Goal of the exercise ▸ Only the number is wanted: how many lines in the data contain "上路西村"?

The records ▸
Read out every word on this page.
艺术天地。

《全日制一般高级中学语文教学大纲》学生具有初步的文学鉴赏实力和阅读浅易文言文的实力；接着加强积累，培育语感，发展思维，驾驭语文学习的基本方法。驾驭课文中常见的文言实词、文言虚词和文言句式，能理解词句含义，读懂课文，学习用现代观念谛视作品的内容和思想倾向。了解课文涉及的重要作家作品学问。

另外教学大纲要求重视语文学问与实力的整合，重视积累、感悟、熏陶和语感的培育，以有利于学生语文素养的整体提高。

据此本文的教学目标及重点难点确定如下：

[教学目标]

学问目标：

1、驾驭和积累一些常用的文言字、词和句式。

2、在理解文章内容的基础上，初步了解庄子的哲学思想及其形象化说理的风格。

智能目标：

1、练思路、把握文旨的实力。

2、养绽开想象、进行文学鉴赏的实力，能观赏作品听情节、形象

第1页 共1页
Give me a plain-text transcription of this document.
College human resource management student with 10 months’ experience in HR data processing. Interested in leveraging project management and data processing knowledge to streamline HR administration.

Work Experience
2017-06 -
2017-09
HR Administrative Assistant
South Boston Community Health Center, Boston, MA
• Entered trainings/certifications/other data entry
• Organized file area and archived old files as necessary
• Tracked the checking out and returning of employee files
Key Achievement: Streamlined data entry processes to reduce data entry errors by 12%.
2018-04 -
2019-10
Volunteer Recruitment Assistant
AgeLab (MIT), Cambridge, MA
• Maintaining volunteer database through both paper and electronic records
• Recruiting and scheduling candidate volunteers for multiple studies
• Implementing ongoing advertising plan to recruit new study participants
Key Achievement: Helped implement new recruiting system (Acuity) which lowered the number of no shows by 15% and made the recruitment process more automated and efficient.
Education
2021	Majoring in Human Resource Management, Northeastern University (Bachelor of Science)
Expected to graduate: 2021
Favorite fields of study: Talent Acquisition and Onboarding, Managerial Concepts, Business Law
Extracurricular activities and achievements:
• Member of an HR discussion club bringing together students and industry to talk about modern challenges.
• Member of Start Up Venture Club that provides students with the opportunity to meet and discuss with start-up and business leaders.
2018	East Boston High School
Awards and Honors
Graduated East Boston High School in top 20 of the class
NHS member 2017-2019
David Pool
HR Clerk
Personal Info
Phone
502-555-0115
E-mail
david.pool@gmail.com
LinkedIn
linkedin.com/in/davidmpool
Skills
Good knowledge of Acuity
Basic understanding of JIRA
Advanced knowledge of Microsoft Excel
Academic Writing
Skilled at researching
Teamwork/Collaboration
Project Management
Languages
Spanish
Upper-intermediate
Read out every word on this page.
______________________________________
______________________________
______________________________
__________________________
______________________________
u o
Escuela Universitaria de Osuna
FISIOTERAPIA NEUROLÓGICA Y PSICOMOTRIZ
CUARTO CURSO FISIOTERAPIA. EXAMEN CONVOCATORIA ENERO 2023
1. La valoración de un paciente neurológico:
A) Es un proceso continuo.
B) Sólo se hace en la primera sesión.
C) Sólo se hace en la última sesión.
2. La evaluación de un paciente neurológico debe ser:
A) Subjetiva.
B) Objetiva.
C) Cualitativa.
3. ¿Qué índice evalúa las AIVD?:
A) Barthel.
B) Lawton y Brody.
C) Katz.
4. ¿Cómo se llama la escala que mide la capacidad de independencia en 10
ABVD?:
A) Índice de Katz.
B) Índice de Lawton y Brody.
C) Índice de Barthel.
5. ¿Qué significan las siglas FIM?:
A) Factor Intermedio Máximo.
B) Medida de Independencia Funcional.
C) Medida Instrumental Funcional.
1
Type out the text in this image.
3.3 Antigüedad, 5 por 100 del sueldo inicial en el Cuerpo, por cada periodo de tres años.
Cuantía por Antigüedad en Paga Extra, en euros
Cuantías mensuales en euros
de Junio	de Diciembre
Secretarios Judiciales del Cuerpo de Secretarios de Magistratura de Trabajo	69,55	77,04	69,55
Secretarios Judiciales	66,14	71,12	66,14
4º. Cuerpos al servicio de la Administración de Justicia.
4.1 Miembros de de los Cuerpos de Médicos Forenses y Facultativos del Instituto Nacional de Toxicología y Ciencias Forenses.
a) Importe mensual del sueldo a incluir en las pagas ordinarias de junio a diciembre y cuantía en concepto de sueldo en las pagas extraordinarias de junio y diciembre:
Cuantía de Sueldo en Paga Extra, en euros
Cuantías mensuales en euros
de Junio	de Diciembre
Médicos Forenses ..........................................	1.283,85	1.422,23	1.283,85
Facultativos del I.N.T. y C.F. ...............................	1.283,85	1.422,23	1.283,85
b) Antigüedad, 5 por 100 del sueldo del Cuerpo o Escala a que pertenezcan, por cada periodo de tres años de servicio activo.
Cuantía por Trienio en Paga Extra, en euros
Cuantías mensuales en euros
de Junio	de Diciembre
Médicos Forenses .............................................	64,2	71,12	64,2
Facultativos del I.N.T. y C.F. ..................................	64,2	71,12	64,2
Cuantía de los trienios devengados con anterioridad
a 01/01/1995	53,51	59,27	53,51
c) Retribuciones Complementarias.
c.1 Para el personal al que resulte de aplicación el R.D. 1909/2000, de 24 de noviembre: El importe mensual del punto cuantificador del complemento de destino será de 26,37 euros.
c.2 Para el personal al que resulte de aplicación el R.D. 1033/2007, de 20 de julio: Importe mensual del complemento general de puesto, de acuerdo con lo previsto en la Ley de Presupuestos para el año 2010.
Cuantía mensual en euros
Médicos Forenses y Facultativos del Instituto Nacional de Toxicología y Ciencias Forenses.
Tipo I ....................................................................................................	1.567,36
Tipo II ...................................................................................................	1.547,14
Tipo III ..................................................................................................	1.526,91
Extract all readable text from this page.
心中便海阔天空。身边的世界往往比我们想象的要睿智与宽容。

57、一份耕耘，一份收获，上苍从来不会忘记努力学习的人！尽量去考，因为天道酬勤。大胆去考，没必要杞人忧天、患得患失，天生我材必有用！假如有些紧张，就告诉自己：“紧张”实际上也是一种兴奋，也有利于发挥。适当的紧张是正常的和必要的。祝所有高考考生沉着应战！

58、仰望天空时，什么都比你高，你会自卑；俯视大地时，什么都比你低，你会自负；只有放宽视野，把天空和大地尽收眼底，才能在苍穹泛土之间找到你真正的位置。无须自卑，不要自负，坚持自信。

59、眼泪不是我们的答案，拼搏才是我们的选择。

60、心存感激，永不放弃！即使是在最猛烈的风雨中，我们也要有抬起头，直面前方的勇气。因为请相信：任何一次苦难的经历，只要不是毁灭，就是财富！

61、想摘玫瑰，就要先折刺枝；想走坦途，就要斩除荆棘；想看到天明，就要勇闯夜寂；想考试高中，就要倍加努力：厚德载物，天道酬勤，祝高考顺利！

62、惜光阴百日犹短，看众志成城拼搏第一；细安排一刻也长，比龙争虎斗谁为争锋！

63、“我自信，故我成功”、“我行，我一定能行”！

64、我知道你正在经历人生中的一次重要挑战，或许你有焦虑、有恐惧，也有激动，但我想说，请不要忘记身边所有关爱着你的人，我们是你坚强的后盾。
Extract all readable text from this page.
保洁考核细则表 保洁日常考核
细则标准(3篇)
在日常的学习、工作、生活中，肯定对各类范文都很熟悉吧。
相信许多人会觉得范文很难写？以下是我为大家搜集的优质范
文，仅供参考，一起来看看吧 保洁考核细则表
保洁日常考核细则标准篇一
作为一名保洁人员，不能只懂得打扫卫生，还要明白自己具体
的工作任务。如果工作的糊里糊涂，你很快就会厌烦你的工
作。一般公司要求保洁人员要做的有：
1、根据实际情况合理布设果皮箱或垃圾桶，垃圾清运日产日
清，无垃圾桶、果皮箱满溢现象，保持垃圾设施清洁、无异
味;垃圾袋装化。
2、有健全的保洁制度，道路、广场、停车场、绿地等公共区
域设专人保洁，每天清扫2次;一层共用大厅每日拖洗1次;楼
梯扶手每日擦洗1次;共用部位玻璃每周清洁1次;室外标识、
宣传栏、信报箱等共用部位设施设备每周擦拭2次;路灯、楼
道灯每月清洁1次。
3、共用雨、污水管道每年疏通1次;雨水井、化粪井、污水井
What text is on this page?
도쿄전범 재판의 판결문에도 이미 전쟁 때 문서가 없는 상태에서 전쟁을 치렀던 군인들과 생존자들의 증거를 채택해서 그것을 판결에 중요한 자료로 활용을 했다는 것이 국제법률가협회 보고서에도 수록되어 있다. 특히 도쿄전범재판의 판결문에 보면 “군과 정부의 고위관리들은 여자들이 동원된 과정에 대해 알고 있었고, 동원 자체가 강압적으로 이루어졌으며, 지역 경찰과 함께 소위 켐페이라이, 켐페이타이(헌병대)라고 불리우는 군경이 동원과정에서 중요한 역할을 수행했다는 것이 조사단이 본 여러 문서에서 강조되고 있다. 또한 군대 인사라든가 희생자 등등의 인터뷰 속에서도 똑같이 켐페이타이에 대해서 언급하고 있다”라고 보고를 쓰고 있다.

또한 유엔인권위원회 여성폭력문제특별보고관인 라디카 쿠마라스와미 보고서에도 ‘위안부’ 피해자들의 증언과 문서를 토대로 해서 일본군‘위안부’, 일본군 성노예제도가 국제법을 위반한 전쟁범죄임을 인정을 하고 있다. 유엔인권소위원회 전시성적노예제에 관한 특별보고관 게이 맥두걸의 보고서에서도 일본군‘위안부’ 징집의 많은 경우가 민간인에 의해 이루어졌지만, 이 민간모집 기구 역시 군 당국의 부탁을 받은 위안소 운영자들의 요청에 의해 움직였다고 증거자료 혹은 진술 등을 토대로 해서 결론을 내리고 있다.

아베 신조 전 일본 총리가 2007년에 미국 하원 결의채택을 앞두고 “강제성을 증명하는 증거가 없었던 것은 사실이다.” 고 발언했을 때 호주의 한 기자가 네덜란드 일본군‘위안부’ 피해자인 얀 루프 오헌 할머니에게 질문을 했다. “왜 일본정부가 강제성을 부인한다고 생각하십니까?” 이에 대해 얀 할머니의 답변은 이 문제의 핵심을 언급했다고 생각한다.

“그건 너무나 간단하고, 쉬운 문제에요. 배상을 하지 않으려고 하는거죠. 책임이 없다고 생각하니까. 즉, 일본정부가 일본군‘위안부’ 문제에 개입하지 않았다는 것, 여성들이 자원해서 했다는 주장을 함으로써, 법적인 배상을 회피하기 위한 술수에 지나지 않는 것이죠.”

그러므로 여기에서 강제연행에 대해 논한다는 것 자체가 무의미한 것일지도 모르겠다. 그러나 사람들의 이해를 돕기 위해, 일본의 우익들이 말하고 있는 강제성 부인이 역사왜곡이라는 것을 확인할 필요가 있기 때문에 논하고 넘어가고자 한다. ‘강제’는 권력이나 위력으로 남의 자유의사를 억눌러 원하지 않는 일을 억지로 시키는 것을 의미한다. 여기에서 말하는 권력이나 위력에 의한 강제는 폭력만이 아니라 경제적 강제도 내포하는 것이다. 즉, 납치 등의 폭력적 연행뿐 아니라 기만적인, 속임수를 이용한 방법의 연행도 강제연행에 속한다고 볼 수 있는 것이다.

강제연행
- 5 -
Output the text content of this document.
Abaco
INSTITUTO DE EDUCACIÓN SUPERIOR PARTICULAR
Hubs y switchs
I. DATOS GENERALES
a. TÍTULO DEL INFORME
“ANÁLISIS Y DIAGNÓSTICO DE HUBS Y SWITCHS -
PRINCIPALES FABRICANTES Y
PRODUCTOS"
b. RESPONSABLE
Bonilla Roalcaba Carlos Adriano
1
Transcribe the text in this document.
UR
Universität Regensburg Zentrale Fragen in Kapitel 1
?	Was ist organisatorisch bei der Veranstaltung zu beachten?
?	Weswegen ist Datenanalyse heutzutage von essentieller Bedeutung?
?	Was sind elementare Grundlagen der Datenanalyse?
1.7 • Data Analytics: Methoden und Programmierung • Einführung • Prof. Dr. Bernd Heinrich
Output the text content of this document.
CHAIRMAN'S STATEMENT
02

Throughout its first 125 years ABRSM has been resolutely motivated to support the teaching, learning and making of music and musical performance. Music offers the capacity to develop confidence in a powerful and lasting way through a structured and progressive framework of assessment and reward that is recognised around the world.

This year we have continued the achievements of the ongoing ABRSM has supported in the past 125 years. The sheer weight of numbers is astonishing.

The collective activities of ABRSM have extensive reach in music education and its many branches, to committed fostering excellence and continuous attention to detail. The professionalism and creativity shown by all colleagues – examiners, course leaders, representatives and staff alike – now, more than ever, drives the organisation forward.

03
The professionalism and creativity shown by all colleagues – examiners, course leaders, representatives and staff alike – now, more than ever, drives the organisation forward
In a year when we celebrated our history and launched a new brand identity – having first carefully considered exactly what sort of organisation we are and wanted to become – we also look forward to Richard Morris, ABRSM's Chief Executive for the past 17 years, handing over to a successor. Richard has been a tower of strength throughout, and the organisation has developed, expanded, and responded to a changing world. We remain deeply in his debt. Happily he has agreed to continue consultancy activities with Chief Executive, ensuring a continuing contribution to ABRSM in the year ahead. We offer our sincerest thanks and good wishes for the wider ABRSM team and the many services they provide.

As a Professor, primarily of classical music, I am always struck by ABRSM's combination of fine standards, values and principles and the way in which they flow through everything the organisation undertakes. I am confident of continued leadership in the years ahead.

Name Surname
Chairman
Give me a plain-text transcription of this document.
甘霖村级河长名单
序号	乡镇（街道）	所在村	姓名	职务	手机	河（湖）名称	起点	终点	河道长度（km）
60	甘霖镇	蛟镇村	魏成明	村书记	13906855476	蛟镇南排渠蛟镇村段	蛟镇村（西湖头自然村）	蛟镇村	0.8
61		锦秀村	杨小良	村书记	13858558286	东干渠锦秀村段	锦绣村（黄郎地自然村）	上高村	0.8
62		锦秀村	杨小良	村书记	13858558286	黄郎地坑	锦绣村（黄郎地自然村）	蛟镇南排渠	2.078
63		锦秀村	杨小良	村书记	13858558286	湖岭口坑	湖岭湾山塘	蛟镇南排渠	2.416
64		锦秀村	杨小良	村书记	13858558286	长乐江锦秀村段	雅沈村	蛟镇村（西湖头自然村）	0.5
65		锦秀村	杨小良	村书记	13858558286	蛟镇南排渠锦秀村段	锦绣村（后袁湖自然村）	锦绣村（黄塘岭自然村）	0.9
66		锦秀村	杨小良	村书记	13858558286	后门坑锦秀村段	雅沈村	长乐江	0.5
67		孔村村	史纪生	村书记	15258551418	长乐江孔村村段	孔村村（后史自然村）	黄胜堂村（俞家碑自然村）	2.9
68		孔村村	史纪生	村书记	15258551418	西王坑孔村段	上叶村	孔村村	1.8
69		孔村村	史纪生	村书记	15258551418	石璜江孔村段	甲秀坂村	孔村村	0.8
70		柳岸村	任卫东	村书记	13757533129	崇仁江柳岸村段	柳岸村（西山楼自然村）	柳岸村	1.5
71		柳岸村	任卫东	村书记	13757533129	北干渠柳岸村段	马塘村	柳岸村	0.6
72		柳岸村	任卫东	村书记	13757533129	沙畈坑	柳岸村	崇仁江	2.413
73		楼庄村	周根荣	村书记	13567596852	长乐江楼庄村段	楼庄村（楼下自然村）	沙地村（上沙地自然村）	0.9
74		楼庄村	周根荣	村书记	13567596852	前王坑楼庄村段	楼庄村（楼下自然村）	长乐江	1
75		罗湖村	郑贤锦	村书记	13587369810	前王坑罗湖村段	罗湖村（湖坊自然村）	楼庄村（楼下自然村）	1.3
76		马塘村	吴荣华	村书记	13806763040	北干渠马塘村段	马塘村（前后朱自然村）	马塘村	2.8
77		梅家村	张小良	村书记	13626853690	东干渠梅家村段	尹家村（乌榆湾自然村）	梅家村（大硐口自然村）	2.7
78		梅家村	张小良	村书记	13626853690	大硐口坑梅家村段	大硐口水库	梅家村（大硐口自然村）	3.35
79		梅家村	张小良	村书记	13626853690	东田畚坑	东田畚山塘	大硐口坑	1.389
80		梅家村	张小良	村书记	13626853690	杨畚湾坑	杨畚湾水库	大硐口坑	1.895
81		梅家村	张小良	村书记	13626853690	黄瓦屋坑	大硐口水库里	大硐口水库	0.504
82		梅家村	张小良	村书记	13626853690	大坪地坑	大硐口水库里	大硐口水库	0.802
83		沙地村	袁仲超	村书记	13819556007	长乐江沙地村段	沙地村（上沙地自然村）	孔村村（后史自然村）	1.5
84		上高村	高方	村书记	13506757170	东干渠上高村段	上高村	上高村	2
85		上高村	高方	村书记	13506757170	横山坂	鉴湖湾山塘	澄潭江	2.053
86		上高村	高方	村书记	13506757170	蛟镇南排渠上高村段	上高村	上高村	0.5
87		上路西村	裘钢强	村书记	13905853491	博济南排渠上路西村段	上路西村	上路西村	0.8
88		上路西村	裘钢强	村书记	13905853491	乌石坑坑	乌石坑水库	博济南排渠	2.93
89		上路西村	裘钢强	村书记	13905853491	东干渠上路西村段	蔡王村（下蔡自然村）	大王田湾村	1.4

The answer ▸ 3